EXERCISE MATERIAL |
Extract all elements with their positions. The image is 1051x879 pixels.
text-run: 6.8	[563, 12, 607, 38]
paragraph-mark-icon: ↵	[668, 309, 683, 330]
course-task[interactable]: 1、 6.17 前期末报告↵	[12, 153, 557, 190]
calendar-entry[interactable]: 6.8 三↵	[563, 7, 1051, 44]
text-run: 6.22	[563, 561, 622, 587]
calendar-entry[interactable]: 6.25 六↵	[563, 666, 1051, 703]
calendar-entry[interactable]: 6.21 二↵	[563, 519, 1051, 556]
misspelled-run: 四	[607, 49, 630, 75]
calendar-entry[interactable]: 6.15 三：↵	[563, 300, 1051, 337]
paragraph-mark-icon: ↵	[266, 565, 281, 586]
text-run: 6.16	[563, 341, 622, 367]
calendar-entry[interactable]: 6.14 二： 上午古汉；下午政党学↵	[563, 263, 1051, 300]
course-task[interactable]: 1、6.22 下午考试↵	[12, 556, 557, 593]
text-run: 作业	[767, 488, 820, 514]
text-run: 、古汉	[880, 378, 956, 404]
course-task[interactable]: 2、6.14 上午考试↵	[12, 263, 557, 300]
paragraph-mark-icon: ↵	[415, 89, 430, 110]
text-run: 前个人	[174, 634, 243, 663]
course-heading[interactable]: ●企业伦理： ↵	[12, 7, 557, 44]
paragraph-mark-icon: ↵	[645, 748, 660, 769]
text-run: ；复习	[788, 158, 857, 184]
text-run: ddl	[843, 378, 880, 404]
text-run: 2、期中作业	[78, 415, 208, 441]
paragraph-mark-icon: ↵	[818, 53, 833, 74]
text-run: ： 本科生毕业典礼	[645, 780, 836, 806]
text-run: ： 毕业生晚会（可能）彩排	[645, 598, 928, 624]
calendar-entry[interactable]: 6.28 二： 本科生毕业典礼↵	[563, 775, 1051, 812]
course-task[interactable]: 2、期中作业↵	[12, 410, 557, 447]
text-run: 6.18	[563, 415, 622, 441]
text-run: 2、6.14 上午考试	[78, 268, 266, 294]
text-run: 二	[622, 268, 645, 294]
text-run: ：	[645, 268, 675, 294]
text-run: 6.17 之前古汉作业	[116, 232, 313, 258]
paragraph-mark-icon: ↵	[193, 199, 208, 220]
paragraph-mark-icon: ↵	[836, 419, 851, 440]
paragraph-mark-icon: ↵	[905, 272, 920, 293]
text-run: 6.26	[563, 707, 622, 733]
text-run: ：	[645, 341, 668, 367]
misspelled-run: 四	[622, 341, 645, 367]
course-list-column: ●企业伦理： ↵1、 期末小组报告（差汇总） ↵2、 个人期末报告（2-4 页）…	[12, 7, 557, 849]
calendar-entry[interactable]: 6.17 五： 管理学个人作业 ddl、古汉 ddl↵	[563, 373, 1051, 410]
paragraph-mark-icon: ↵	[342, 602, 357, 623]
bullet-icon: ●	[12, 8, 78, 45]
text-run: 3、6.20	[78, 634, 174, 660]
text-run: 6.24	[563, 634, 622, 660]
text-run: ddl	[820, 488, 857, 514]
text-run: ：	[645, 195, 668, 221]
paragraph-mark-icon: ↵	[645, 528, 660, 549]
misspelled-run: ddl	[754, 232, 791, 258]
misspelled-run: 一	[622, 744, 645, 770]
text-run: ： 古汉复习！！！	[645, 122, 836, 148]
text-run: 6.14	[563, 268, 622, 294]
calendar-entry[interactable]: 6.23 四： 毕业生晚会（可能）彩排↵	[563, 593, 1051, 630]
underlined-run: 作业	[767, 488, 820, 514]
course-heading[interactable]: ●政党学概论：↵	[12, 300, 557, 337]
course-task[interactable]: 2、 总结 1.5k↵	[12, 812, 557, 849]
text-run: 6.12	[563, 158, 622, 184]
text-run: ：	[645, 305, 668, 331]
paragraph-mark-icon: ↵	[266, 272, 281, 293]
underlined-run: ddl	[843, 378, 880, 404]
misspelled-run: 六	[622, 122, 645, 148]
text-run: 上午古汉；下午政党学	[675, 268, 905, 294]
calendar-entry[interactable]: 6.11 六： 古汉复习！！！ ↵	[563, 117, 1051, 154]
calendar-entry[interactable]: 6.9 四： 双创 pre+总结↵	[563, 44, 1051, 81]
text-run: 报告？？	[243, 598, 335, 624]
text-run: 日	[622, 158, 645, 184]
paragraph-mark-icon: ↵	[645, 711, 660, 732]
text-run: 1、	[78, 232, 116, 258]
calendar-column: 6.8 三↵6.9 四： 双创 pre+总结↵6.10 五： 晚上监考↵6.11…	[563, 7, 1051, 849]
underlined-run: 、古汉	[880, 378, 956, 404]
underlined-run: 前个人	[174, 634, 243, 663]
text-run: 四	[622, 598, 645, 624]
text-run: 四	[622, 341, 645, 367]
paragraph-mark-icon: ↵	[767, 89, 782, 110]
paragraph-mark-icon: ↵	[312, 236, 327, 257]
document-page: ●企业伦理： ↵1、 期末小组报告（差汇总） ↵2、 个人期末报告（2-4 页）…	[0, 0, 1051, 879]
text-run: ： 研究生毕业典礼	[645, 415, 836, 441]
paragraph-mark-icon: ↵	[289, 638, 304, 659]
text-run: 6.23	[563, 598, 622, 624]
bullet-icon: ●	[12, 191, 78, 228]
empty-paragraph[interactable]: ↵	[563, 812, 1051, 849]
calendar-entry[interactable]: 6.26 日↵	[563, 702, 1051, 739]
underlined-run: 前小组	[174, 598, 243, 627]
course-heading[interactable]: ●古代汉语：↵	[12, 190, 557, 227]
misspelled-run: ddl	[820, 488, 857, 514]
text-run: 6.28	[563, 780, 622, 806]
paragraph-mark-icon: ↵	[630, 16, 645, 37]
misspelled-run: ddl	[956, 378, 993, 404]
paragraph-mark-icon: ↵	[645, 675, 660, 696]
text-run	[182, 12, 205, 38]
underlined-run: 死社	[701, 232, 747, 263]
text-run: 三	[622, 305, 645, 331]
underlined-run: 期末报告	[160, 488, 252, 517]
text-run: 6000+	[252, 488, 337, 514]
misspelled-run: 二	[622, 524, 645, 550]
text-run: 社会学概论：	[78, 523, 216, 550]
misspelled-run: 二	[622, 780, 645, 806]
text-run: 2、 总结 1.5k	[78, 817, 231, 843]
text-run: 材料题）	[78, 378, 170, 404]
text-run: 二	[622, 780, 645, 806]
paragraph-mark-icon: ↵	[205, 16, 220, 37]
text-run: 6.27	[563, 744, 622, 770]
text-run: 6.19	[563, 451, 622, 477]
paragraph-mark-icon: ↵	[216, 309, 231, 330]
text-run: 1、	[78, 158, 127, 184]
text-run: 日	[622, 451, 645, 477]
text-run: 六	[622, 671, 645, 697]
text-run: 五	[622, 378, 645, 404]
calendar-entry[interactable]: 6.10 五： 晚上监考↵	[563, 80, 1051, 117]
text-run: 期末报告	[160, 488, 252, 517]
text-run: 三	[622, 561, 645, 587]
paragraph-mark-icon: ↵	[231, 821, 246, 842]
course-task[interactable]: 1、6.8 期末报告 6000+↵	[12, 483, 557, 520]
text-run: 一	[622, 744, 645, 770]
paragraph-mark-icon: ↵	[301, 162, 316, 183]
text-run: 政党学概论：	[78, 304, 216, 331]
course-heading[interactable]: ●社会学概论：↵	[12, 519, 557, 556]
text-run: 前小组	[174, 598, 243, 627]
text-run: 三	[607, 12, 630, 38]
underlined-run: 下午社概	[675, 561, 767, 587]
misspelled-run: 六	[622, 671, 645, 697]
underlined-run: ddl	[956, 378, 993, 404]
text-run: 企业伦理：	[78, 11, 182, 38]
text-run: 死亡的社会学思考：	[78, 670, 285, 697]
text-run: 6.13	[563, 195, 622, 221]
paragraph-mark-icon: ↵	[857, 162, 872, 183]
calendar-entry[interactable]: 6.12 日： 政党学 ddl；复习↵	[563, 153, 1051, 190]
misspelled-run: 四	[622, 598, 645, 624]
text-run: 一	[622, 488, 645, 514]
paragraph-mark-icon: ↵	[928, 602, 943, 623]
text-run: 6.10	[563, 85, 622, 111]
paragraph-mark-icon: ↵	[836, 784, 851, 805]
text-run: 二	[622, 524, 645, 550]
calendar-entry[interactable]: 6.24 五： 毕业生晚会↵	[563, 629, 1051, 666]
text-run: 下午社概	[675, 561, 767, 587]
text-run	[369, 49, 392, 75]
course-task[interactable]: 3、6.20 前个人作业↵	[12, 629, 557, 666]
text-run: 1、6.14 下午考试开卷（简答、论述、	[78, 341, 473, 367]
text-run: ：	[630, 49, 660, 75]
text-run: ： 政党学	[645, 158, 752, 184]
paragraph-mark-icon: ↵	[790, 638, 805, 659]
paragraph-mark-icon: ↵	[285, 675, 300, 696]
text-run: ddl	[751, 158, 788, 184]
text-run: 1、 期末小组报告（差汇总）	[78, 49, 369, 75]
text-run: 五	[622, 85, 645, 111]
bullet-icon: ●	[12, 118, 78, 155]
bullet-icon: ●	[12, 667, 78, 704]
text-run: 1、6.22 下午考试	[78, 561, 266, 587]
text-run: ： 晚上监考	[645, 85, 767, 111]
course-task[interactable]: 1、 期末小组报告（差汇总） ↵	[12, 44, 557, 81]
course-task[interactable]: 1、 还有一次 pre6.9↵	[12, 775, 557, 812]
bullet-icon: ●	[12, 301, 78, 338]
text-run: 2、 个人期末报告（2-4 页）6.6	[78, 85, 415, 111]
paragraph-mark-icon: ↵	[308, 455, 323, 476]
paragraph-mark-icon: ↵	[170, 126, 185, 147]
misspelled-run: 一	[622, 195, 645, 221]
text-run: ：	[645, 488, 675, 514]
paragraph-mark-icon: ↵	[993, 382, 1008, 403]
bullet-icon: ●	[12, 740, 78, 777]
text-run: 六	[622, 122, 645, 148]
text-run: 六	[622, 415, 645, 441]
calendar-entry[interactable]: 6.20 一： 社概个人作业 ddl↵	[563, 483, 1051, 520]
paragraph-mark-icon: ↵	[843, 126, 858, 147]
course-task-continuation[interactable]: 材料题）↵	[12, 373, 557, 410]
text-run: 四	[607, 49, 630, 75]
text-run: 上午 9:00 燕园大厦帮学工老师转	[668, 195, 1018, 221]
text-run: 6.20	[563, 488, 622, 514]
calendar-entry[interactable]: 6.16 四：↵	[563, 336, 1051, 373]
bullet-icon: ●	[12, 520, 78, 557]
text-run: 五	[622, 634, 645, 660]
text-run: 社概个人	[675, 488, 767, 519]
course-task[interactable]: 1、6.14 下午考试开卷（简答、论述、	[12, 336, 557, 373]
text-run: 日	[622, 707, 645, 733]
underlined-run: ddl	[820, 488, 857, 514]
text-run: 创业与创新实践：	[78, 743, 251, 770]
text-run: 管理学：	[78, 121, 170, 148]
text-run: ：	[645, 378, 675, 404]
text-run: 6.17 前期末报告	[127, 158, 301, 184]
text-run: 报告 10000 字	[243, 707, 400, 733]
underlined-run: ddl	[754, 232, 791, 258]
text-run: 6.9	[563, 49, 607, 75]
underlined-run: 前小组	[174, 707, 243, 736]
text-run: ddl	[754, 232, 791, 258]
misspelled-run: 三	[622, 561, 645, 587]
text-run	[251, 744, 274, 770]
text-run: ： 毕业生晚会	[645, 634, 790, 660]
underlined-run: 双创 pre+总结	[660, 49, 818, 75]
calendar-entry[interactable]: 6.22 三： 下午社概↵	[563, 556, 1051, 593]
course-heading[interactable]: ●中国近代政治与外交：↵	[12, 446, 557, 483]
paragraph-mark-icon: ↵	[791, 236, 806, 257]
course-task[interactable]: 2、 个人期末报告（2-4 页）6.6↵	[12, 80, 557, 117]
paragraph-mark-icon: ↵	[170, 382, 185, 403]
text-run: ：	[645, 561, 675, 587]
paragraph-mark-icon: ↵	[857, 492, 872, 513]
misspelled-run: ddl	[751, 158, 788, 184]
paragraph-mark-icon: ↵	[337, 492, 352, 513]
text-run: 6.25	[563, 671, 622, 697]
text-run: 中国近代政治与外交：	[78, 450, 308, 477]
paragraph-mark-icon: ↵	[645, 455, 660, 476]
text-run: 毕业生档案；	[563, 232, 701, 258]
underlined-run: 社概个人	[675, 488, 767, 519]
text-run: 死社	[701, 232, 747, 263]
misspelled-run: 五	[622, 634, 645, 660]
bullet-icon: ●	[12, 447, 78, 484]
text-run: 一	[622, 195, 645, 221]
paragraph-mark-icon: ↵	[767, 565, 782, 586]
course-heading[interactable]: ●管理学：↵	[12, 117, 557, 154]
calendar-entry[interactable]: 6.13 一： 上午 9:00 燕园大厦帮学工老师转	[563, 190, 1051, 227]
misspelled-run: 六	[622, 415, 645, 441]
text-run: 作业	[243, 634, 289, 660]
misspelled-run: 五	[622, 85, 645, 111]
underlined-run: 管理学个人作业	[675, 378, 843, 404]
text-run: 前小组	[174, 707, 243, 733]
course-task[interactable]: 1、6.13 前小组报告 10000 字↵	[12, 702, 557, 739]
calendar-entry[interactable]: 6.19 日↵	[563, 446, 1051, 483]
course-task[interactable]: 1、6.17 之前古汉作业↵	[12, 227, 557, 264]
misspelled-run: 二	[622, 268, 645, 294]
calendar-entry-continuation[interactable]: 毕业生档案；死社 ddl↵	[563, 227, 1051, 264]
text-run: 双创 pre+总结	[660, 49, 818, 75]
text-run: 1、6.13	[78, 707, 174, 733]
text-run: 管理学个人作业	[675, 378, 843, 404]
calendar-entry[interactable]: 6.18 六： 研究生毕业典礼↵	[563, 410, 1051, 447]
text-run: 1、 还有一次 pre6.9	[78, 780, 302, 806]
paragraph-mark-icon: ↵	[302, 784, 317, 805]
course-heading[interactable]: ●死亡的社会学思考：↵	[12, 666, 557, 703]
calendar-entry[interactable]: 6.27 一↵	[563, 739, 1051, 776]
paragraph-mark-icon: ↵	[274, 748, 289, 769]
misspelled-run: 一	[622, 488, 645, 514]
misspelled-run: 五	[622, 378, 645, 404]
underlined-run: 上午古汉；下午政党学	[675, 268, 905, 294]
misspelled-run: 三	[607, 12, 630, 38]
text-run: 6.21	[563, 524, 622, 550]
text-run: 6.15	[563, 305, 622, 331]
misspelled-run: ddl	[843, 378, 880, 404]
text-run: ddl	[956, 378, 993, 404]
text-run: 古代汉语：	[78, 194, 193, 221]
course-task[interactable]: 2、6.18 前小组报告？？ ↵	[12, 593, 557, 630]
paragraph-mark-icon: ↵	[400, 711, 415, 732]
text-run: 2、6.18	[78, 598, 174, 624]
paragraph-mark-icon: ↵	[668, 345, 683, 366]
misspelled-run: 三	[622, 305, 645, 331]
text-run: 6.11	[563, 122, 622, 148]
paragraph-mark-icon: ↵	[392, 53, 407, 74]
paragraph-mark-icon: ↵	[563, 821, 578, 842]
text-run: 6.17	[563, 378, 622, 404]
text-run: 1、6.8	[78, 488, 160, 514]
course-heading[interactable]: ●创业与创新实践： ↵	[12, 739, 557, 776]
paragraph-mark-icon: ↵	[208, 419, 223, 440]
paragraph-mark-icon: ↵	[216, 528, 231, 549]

REQUIREMENTS |
Identify every line in the records above that contains the string "中国近代政治与外交", and copy each of those lines.

RESULT OF THE TASK |
course-heading[interactable]: ●中国近代政治与外交：↵	[12, 446, 557, 483]
text-run: 中国近代政治与外交：	[78, 450, 308, 477]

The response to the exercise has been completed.